Work to complete - Your task is to print all of the data word for word.

Dataset items -
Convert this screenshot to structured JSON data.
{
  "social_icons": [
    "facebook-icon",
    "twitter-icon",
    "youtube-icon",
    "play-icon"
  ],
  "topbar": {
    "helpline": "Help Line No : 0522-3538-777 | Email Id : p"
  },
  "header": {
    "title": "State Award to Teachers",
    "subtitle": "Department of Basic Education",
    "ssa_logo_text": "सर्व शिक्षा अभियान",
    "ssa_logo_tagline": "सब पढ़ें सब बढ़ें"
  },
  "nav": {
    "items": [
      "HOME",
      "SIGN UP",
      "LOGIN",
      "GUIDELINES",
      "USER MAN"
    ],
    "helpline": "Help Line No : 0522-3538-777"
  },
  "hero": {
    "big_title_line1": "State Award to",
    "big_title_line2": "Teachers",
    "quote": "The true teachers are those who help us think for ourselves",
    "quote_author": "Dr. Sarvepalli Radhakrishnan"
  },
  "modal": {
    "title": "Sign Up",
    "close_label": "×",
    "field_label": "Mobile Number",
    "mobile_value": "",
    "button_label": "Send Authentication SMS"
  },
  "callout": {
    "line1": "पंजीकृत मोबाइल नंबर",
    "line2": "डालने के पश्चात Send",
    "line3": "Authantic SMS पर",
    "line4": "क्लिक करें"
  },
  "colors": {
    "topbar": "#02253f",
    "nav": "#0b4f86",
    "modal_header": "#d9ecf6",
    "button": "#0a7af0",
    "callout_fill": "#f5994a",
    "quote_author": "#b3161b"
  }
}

Written answer -
Convert this screenshot to structured JSON data.
{
  "social_icons": [
    "facebook-icon",
    "twitter-icon",
    "youtube-icon",
    "play-icon"
  ],
  "topbar": {
    "helpline": "Help Line No : 0522-3538-777 | Email Id : p"
  },
  "header": {
    "title": "State Award to Teachers",
    "subtitle": "Department of Basic Education",
    "ssa_logo_text": "सर्व शिक्षा अभियान",
    "ssa_logo_tagline": "सब पढ़ें सब बढ़ें"
  },
  "nav": {
    "items": [
      "HOME",
      "SIGN UP",
      "LOGIN",
      "GUIDELINES",
      "USER MAN"
    ],
    "helpline": "Help Line No : 0522-3538-777"
  },
  "hero": {
    "big_title_line1": "State Award to",
    "big_title_line2": "Teachers",
    "quote": "The true teachers are those who help us think for ourselves",
    "quote_author": "Dr. Sarvepalli Radhakrishnan"
  },
  "modal": {
    "title": "Sign Up",
    "close_label": "×",
    "field_label": "Mobile Number",
    "mobile_value": "",
    "button_label": "Send Authentication SMS"
  },
  "callout": {
    "line1": "पंजीकृत मोबाइल नंबर",
    "line2": "डालने के पश्चात Send",
    "line3": "Authantic SMS पर",
    "line4": "क्लिक करें"
  },
  "colors": {
    "topbar": "#02253f",
    "nav": "#0b4f86",
    "modal_header": "#d9ecf6",
    "button": "#0a7af0",
    "callout_fill": "#f5994a",
    "quote_author": "#b3161b"
  }
}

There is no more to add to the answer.